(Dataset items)
--------------------------------------------------

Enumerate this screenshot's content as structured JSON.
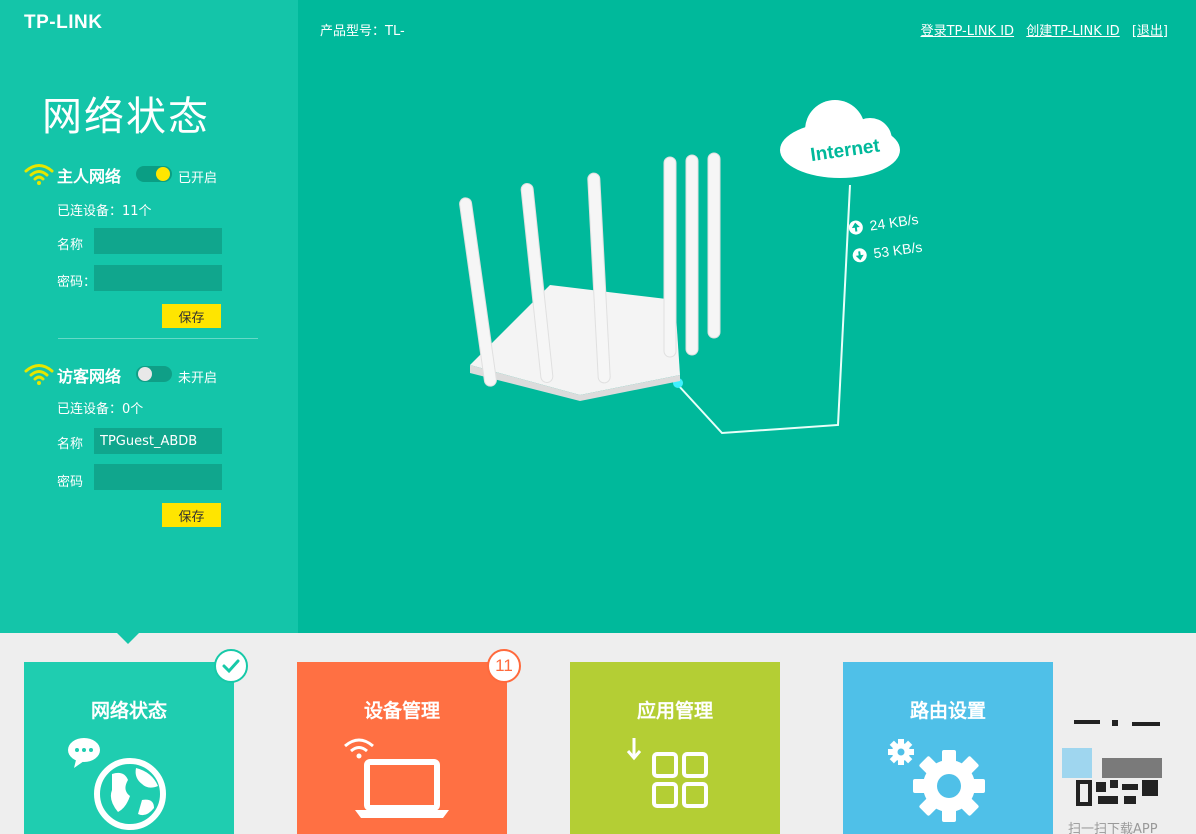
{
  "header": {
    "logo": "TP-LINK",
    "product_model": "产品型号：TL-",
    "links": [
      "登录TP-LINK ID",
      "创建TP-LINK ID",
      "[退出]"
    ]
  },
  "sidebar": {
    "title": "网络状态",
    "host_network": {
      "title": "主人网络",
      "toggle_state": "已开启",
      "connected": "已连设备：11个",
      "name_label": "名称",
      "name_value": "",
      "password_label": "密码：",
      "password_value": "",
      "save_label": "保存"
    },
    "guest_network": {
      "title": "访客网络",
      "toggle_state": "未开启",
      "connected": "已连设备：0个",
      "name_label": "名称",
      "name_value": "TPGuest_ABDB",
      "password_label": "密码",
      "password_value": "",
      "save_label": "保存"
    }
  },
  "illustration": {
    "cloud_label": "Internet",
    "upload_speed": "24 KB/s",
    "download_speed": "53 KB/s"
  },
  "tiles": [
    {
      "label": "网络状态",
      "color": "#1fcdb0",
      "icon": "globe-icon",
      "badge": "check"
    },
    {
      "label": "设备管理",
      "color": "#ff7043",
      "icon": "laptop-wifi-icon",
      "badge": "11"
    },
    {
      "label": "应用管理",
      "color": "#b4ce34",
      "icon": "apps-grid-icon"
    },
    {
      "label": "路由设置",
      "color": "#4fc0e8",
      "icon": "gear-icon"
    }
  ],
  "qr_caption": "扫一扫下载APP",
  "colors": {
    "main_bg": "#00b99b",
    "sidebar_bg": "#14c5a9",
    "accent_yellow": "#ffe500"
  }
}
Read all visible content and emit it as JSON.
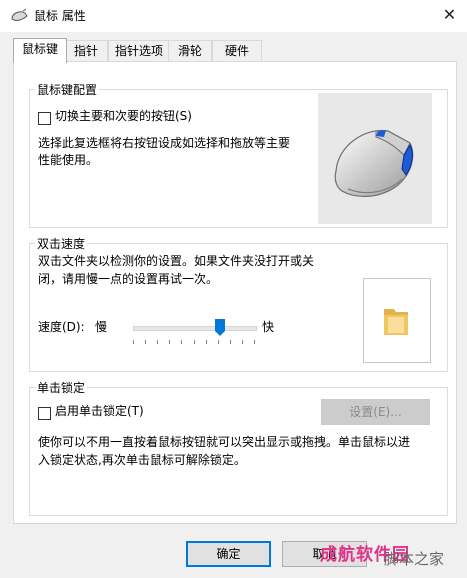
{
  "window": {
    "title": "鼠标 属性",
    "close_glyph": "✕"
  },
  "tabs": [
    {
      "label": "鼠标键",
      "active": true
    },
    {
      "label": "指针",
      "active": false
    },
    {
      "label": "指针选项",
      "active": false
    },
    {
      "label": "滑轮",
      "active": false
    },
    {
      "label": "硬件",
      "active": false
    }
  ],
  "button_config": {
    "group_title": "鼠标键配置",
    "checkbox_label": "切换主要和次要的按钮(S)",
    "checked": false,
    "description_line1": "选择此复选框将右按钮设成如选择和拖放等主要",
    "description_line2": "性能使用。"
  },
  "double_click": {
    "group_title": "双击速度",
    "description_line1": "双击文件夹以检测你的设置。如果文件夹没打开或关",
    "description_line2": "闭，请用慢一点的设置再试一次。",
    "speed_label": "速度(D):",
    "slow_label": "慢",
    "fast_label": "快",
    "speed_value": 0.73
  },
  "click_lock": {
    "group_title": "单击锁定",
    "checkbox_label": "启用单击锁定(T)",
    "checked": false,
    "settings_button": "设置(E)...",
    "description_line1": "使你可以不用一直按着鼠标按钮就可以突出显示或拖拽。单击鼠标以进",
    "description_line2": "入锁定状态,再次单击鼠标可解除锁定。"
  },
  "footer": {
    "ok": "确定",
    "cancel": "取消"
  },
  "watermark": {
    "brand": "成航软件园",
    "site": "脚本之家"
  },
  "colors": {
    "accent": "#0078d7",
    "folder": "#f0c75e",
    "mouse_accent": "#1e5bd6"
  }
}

--------------------------------------------------

GOAL: Transcribe all of the material exactly, leaving out whatever pictures it contains.

SOLUTION TO THIS TASK:
Enumerate this screenshot's content as structured JSON.
{
  "header": {
    "logo": "TP-LINK",
    "product_model": "产品型号：TL-",
    "links": [
      "登录TP-LINK ID",
      "创建TP-LINK ID",
      "[退出]"
    ]
  },
  "sidebar": {
    "title": "网络状态",
    "host_network": {
      "title": "主人网络",
      "toggle_state": "已开启",
      "connected": "已连设备：11个",
      "name_label": "名称",
      "name_value": "",
      "password_label": "密码：",
      "password_value": "",
      "save_label": "保存"
    },
    "guest_network": {
      "title": "访客网络",
      "toggle_state": "未开启",
      "connected": "已连设备：0个",
      "name_label": "名称",
      "name_value": "TPGuest_ABDB",
      "password_label": "密码",
      "password_value": "",
      "save_label": "保存"
    }
  },
  "illustration": {
    "cloud_label": "Internet",
    "upload_speed": "24 KB/s",
    "download_speed": "53 KB/s"
  },
  "tiles": [
    {
      "label": "网络状态",
      "color": "#1fcdb0",
      "icon": "globe-icon",
      "badge": "check"
    },
    {
      "label": "设备管理",
      "color": "#ff7043",
      "icon": "laptop-wifi-icon",
      "badge": "11"
    },
    {
      "label": "应用管理",
      "color": "#b4ce34",
      "icon": "apps-grid-icon"
    },
    {
      "label": "路由设置",
      "color": "#4fc0e8",
      "icon": "gear-icon"
    }
  ],
  "qr_caption": "扫一扫下载APP",
  "colors": {
    "main_bg": "#00b99b",
    "sidebar_bg": "#14c5a9",
    "accent_yellow": "#ffe500"
  }
}
Read all visible content and emit it as JSON.
{
  "window": {
    "title": "鼠标 属性",
    "close_glyph": "✕"
  },
  "tabs": [
    {
      "label": "鼠标键",
      "active": true
    },
    {
      "label": "指针",
      "active": false
    },
    {
      "label": "指针选项",
      "active": false
    },
    {
      "label": "滑轮",
      "active": false
    },
    {
      "label": "硬件",
      "active": false
    }
  ],
  "button_config": {
    "group_title": "鼠标键配置",
    "checkbox_label": "切换主要和次要的按钮(S)",
    "checked": false,
    "description_line1": "选择此复选框将右按钮设成如选择和拖放等主要",
    "description_line2": "性能使用。"
  },
  "double_click": {
    "group_title": "双击速度",
    "description_line1": "双击文件夹以检测你的设置。如果文件夹没打开或关",
    "description_line2": "闭，请用慢一点的设置再试一次。",
    "speed_label": "速度(D):",
    "slow_label": "慢",
    "fast_label": "快",
    "speed_value": 0.73
  },
  "click_lock": {
    "group_title": "单击锁定",
    "checkbox_label": "启用单击锁定(T)",
    "checked": false,
    "settings_button": "设置(E)...",
    "description_line1": "使你可以不用一直按着鼠标按钮就可以突出显示或拖拽。单击鼠标以进",
    "description_line2": "入锁定状态,再次单击鼠标可解除锁定。"
  },
  "footer": {
    "ok": "确定",
    "cancel": "取消"
  },
  "watermark": {
    "brand": "成航软件园",
    "site": "脚本之家"
  },
  "colors": {
    "accent": "#0078d7",
    "folder": "#f0c75e",
    "mouse_accent": "#1e5bd6"
  }
}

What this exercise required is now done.